## PROBLEM:
The records below must be written out exactly, with every picture left behind.

--- BEGIN DATA SECTION ---

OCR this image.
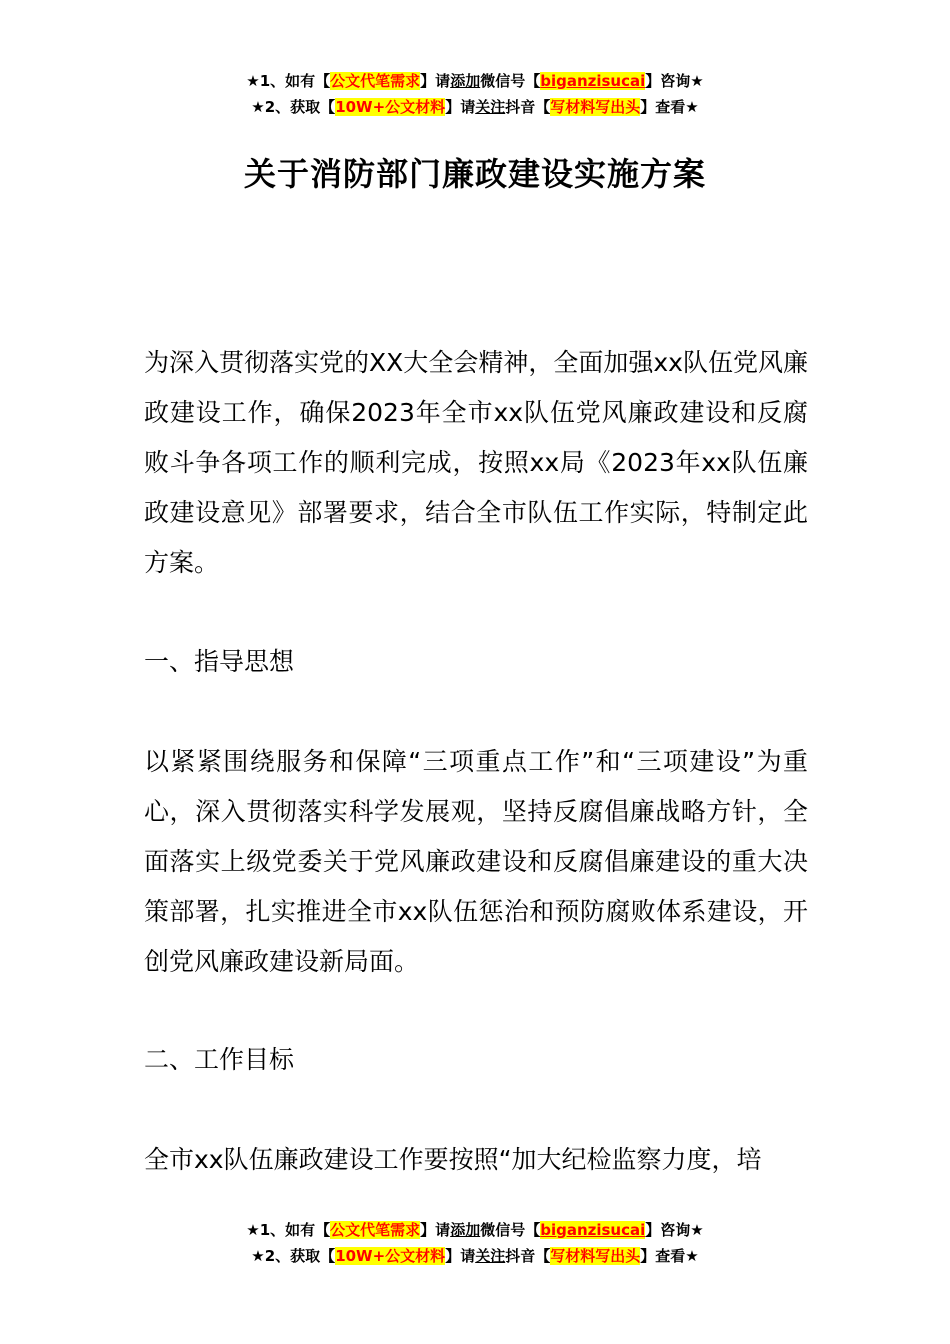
★1、如有【公文代笔需求】请添加微信号【biganzisucai】咨询★
★2、获取【10W+公文材料】请关注抖音【写材料写出头】查看★
关于消防部门廉政建设实施方案

为深入贯彻落实党的XX大全会精神，全面加强xx队伍党风廉政建设工作，确保2023年全市xx队伍党风廉政建设和反腐败斗争各项工作的顺利完成，按照xx局《2023年xx队伍廉政建设意见》部署要求，结合全市队伍工作实际，特制定此方案。

一、指导思想

以紧紧围绕服务和保障“三项重点工作”和“三项建设”为重心，深入贯彻落实科学发展观，坚持反腐倡廉战略方针，全面落实上级党委关于党风廉政建设和反腐倡廉建设的重大决策部署，扎实推进全市xx队伍惩治和预防腐败体系建设，开创党风廉政建设新局面。

二、工作目标

全市xx队伍廉政建设工作要按照“加大纪检监察力度，培

★1、如有【公文代笔需求】请添加微信号【biganzisucai】咨询★
★2、获取【10W+公文材料】请关注抖音【写材料写出头】查看★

--- END DATA SECTION ---

## RESPONSE TO THE EXERCISE:
OCR this image.
★1、如有【公文代笔需求】请添加微信号【biganzisucai】咨询★
★2、获取【10W+公文材料】请关注抖音【写材料写出头】查看★
关于消防部门廉政建设实施方案

为深入贯彻落实党的XX大全会精神，全面加强xx队伍党风廉政建设工作，确保2023年全市xx队伍党风廉政建设和反腐败斗争各项工作的顺利完成，按照xx局《2023年xx队伍廉政建设意见》部署要求，结合全市队伍工作实际，特制定此方案。

一、指导思想

以紧紧围绕服务和保障“三项重点工作”和“三项建设”为重心，深入贯彻落实科学发展观，坚持反腐倡廉战略方针，全面落实上级党委关于党风廉政建设和反腐倡廉建设的重大决策部署，扎实推进全市xx队伍惩治和预防腐败体系建设，开创党风廉政建设新局面。

二、工作目标

全市xx队伍廉政建设工作要按照“加大纪检监察力度，培

★1、如有【公文代笔需求】请添加微信号【biganzisucai】咨询★
★2、获取【10W+公文材料】请关注抖音【写材料写出头】查看★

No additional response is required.